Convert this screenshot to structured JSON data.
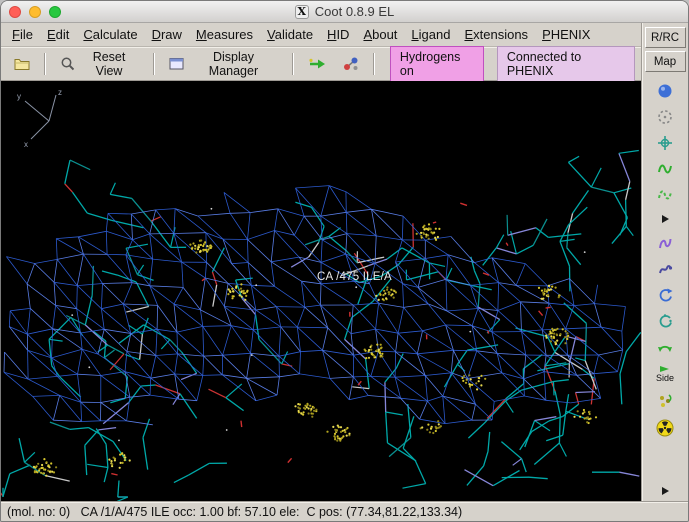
{
  "window": {
    "title": "Coot 0.8.9 EL"
  },
  "menu": {
    "items": [
      {
        "label": "File"
      },
      {
        "label": "Edit"
      },
      {
        "label": "Calculate"
      },
      {
        "label": "Draw"
      },
      {
        "label": "Measures"
      },
      {
        "label": "Validate"
      },
      {
        "label": "HID"
      },
      {
        "label": "About"
      },
      {
        "label": "Ligand"
      },
      {
        "label": "Extensions"
      },
      {
        "label": "PHENIX"
      }
    ]
  },
  "toolbar": {
    "reset_view_label": "Reset View",
    "display_manager_label": "Display Manager",
    "hydrogens_badge": "Hydrogens on",
    "phenix_badge": "Connected to PHENIX",
    "icons": [
      "open-folder-icon",
      "magnifier-icon",
      "display-manager-icon",
      "go-to-atom-arrow-icon",
      "atoms-icon"
    ]
  },
  "sidebar": {
    "rrc_label": "R/RC",
    "map_label": "Map",
    "side_label": "Side",
    "icons": [
      "sphere-icon",
      "dashed-circle-icon",
      "anchor-icon",
      "refine-zone-icon",
      "regularize-zone-icon",
      "expander-triangle-icon",
      "auto-fit-rotamer-icon",
      "rotamers-icon",
      "edit-chi-angles-icon",
      "torsion-general-icon",
      "flip-peptide-icon",
      "side-chain-flip-icon",
      "jiggle-fit-icon",
      "radiation-icon",
      "more-triangle-icon"
    ]
  },
  "canvas": {
    "atom_label": "CA /475 ILE/A",
    "axes": {
      "x": "x",
      "y": "y",
      "z": "z"
    }
  },
  "statusbar": {
    "text": "(mol. no: 0)   CA /1/A/475 ILE occ: 1.00 bf: 57.10 ele:  C pos: (77.34,81.22,133.34)"
  },
  "colors": {
    "mesh_blue": "#2f5fd8",
    "mesh_blue_bright": "#5d83f0",
    "molecule_teal": "#00a8a8",
    "cluster_yellow": "#d6c62e",
    "oxygen_red": "#cc3333",
    "nitrogen_blue": "#8686d8",
    "badge_hydrogens_bg": "#f0a0e6",
    "badge_phenix_bg": "#e6c8ea",
    "chrome_gray": "#d6d2cb",
    "canvas_bg": "#000000",
    "traffic_red": "#ff5f57",
    "traffic_yellow": "#febc2e",
    "traffic_green": "#28c840"
  }
}
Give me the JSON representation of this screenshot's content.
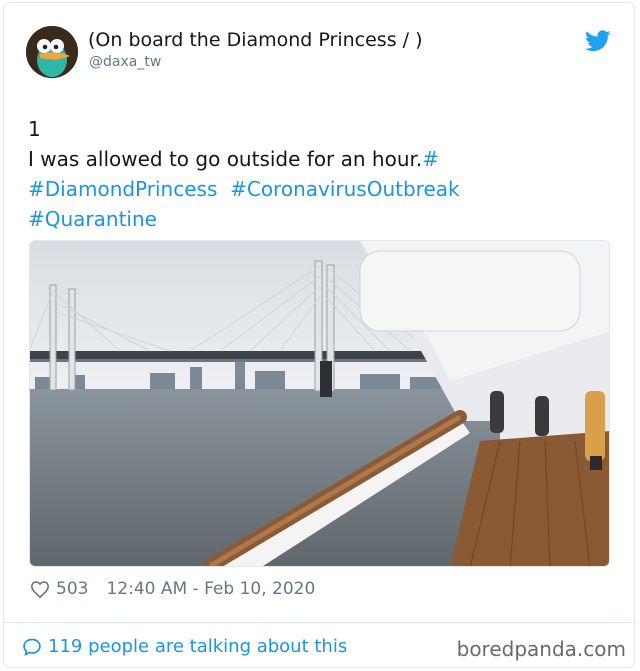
{
  "author": {
    "display_name": "(On board the Diamond Princess / )",
    "handle": "@daxa_tw"
  },
  "tweet": {
    "line1": "1",
    "line2_text": "I was allowed to go outside for an hour.",
    "line2_hash": "#",
    "hashtags_row1a": "#DiamondPrincess",
    "hashtags_row1b": "#CoronavirusOutbreak",
    "hashtags_row2": "#Quarantine"
  },
  "photo": {
    "description_icon": "photo"
  },
  "meta": {
    "likes": "503",
    "timestamp": "12:40 AM - Feb 10, 2020"
  },
  "footer": {
    "talking": "119 people are talking about this",
    "brand": "boredpanda.com"
  },
  "colors": {
    "link": "#1b95e0",
    "muted": "#657786",
    "border": "#e1e8ed"
  }
}
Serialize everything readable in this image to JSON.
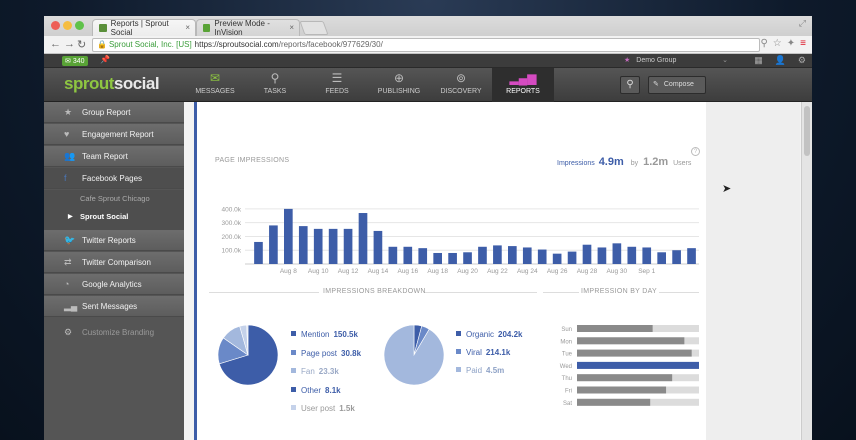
{
  "browser": {
    "tabs": [
      {
        "label": "Reports | Sprout Social",
        "close": "×"
      },
      {
        "label": "Preview Mode - InVision",
        "close": "×"
      }
    ],
    "url": {
      "cert": "Sprout Social, Inc. [US]",
      "host": "https://sproutsocial.com",
      "path": "/reports/facebook/977629/30/"
    }
  },
  "topbar": {
    "message_count": "340",
    "group": "Demo Group"
  },
  "app": {
    "logo_a": "sprout",
    "logo_b": "social",
    "nav": [
      {
        "label": "MESSAGES",
        "icon": "envelope-icon"
      },
      {
        "label": "TASKS",
        "icon": "pin-icon"
      },
      {
        "label": "FEEDS",
        "icon": "list-icon"
      },
      {
        "label": "PUBLISHING",
        "icon": "compass-icon"
      },
      {
        "label": "DISCOVERY",
        "icon": "target-icon"
      },
      {
        "label": "REPORTS",
        "icon": "bar-chart-icon"
      }
    ],
    "compose": "Compose"
  },
  "sidebar": {
    "items": [
      {
        "label": "Group Report",
        "icon": "star-icon"
      },
      {
        "label": "Engagement Report",
        "icon": "heart-icon"
      },
      {
        "label": "Team Report",
        "icon": "people-icon"
      },
      {
        "label": "Facebook Pages",
        "icon": "facebook-icon"
      },
      {
        "label": "Twitter Reports",
        "icon": "twitter-icon"
      },
      {
        "label": "Twitter Comparison",
        "icon": "compare-icon"
      },
      {
        "label": "Google Analytics",
        "icon": "analytics-icon"
      },
      {
        "label": "Sent Messages",
        "icon": "sent-icon"
      },
      {
        "label": "Customize Branding",
        "icon": "gear-icon"
      }
    ],
    "subitems": [
      "Cafe Sprout Chicago",
      "Sprout Social"
    ]
  },
  "report": {
    "page_impressions_title": "PAGE IMPRESSIONS",
    "impressions_label": "Impressions",
    "impressions_total": "4.9m",
    "by": "by",
    "users_total": "1.2m",
    "users_label": "Users",
    "breakdown_title": "IMPRESSIONS BREAKDOWN",
    "by_day_title": "IMPRESSION BY DAY",
    "breakdown_a": [
      {
        "label": "Mention",
        "value": "150.5k"
      },
      {
        "label": "Page post",
        "value": "30.8k"
      },
      {
        "label": "Fan",
        "value": "23.3k"
      },
      {
        "label": "Other",
        "value": "8.1k"
      },
      {
        "label": "User post",
        "value": "1.5k"
      }
    ],
    "breakdown_b": [
      {
        "label": "Organic",
        "value": "204.2k"
      },
      {
        "label": "Viral",
        "value": "214.1k"
      },
      {
        "label": "Paid",
        "value": "4.5m"
      }
    ]
  },
  "colors": {
    "accent": "#3d5da8",
    "mid": "#6a89c8",
    "light": "#a3b8dd",
    "lighter": "#c5d2ea",
    "gray": "#8a8a8a",
    "track": "#dcdcdc",
    "reports": "#d54bc1",
    "sprout_green": "#8ec641"
  },
  "chart_data": [
    {
      "type": "bar",
      "title": "PAGE IMPRESSIONS",
      "ylim": [
        0,
        450000
      ],
      "yticks": [
        {
          "v": 100000,
          "label": "100.0k"
        },
        {
          "v": 200000,
          "label": "200.0k"
        },
        {
          "v": 300000,
          "label": "300.0k"
        },
        {
          "v": 400000,
          "label": "400.0k"
        }
      ],
      "values": [
        160000,
        280000,
        400000,
        275000,
        255000,
        255000,
        255000,
        370000,
        240000,
        125000,
        125000,
        115000,
        80000,
        80000,
        85000,
        125000,
        135000,
        130000,
        120000,
        105000,
        75000,
        90000,
        140000,
        120000,
        150000,
        125000,
        120000,
        85000,
        100000,
        115000
      ],
      "xticks": [
        {
          "index": 2,
          "label": "Aug 8"
        },
        {
          "index": 4,
          "label": "Aug 10"
        },
        {
          "index": 6,
          "label": "Aug 12"
        },
        {
          "index": 8,
          "label": "Aug 14"
        },
        {
          "index": 10,
          "label": "Aug 16"
        },
        {
          "index": 12,
          "label": "Aug 18"
        },
        {
          "index": 14,
          "label": "Aug 20"
        },
        {
          "index": 16,
          "label": "Aug 22"
        },
        {
          "index": 18,
          "label": "Aug 24"
        },
        {
          "index": 20,
          "label": "Aug 26"
        },
        {
          "index": 22,
          "label": "Aug 28"
        },
        {
          "index": 24,
          "label": "Aug 30"
        },
        {
          "index": 26,
          "label": "Sep 1"
        }
      ],
      "grid": true
    },
    {
      "type": "pie",
      "labels": [
        "Mention",
        "Page post",
        "Fan",
        "Other",
        "User post"
      ],
      "values": [
        150.5,
        30.8,
        23.3,
        8.1,
        1.5
      ]
    },
    {
      "type": "pie",
      "labels": [
        "Organic",
        "Viral",
        "Paid"
      ],
      "values": [
        204.2,
        214.1,
        4500
      ]
    },
    {
      "type": "bar",
      "orientation": "horizontal",
      "title": "IMPRESSION BY DAY",
      "categories": [
        "Sun",
        "Mon",
        "Tue",
        "Wed",
        "Thu",
        "Fri",
        "Sat"
      ],
      "values": [
        0.62,
        0.88,
        0.94,
        1.0,
        0.78,
        0.73,
        0.6
      ]
    }
  ]
}
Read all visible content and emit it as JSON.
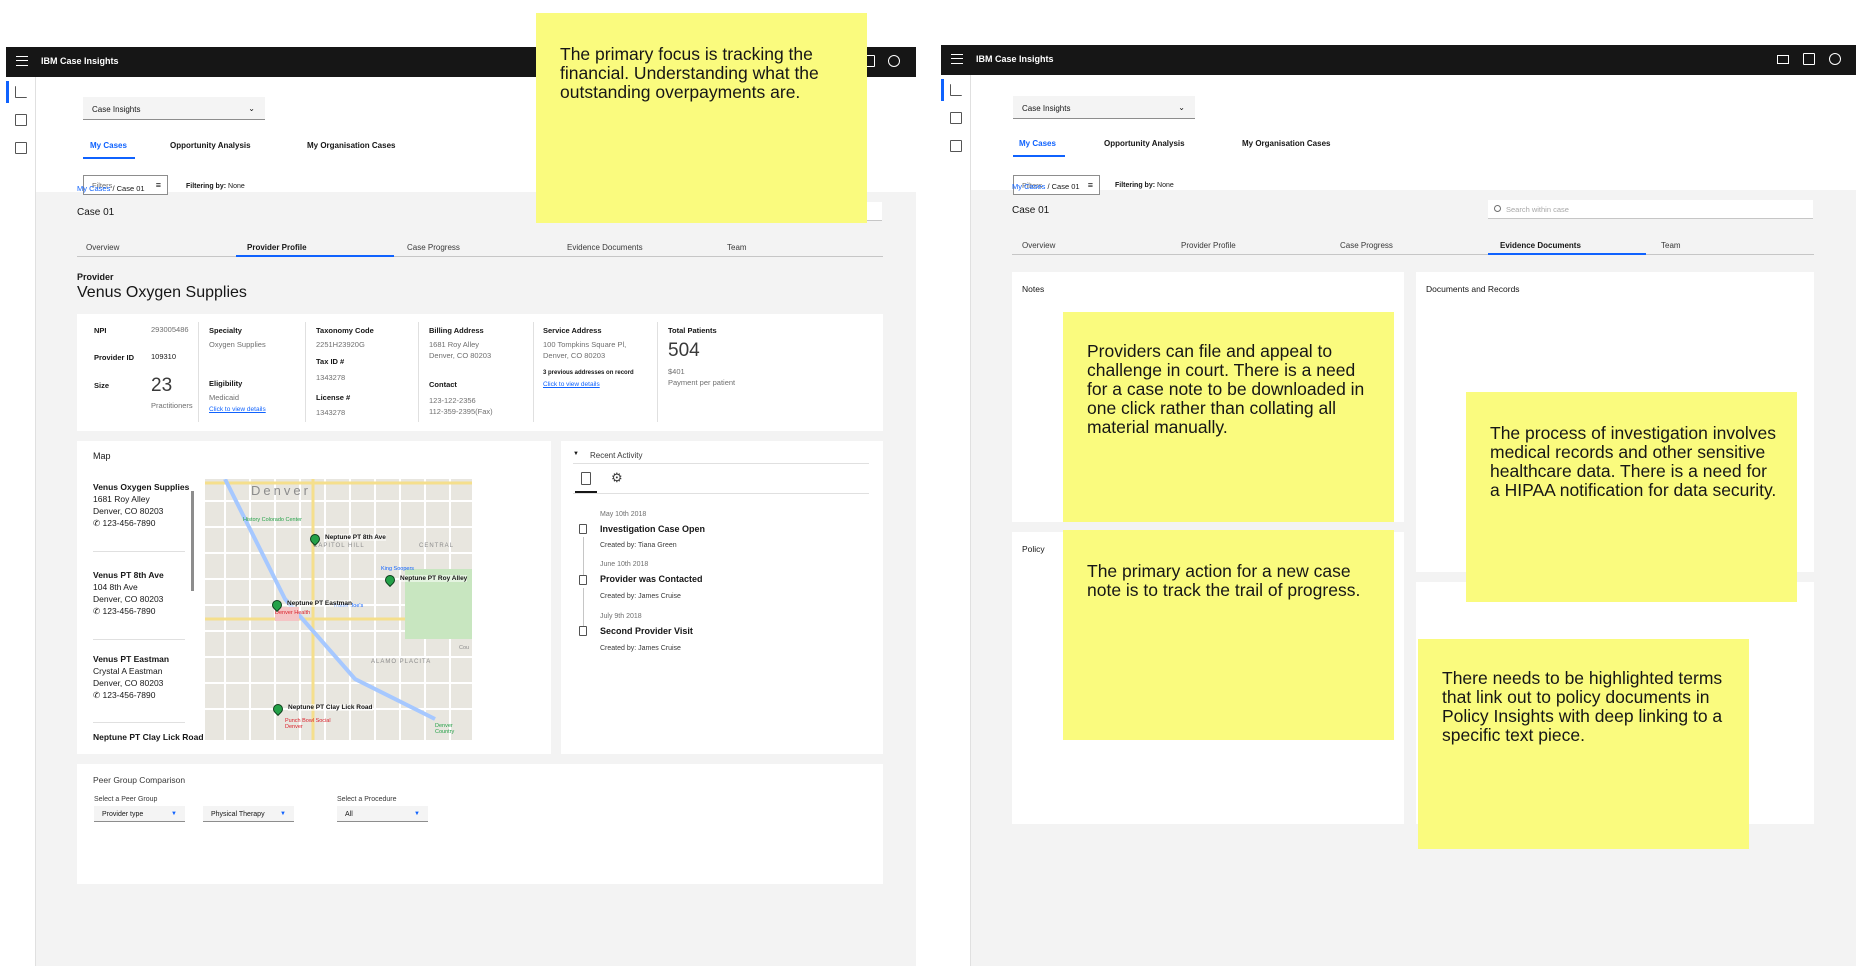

━━━━━━━━━━━━━━━━━━━━━━━━━━━━━━

▶ _Exercise directions_: In the entries above, how many lines hold the word "zone"? State the number only.

▶ _Answer space_: 2